A run of records:
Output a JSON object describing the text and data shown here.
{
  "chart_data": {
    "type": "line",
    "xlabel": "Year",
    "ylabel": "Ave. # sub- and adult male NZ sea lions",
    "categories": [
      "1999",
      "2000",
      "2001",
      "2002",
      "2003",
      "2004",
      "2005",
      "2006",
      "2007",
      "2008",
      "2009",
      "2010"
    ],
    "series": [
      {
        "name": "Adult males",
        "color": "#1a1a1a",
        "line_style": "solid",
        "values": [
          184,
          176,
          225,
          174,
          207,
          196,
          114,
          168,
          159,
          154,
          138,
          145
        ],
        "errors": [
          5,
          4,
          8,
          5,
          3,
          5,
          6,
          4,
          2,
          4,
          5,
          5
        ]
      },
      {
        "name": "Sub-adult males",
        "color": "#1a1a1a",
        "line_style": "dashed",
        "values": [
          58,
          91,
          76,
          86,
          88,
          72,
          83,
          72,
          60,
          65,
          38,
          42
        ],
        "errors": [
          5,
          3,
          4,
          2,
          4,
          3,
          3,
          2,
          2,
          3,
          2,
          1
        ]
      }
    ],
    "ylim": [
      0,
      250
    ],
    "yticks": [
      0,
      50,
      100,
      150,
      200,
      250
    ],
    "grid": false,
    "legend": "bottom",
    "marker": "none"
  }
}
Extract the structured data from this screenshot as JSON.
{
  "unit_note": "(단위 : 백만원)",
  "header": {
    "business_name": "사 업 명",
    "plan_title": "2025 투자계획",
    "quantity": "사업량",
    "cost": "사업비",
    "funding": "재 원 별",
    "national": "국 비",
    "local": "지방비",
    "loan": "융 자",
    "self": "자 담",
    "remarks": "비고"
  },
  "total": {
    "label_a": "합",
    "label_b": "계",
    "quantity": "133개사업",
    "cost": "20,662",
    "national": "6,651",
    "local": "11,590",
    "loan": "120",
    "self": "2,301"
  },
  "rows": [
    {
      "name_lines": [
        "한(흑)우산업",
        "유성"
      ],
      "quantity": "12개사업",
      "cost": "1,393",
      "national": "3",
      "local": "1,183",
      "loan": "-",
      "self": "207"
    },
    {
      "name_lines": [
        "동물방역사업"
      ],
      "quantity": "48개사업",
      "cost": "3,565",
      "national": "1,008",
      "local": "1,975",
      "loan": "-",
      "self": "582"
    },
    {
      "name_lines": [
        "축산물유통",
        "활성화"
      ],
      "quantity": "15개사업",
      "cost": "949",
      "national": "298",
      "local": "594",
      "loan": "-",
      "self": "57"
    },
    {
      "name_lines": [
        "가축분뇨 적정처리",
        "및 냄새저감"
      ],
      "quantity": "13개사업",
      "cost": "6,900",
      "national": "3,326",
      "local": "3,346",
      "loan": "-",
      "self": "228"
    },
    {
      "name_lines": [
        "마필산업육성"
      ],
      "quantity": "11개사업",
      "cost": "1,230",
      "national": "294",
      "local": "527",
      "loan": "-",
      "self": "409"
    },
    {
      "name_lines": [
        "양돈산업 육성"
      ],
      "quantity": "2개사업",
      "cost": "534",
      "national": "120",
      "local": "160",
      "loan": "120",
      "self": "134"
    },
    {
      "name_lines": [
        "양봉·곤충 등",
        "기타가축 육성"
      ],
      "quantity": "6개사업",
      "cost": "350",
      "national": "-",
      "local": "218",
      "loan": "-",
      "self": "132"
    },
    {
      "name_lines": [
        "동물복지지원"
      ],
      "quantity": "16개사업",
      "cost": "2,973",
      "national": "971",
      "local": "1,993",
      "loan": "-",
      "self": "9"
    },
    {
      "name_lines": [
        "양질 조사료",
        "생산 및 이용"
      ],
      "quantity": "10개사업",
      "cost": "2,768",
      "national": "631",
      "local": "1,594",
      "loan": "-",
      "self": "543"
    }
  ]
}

**TASK TO COMPLETE**
How many lines in the records above contain the word "cost"? Give only the number.

**WRITTEN RESPONSE**
11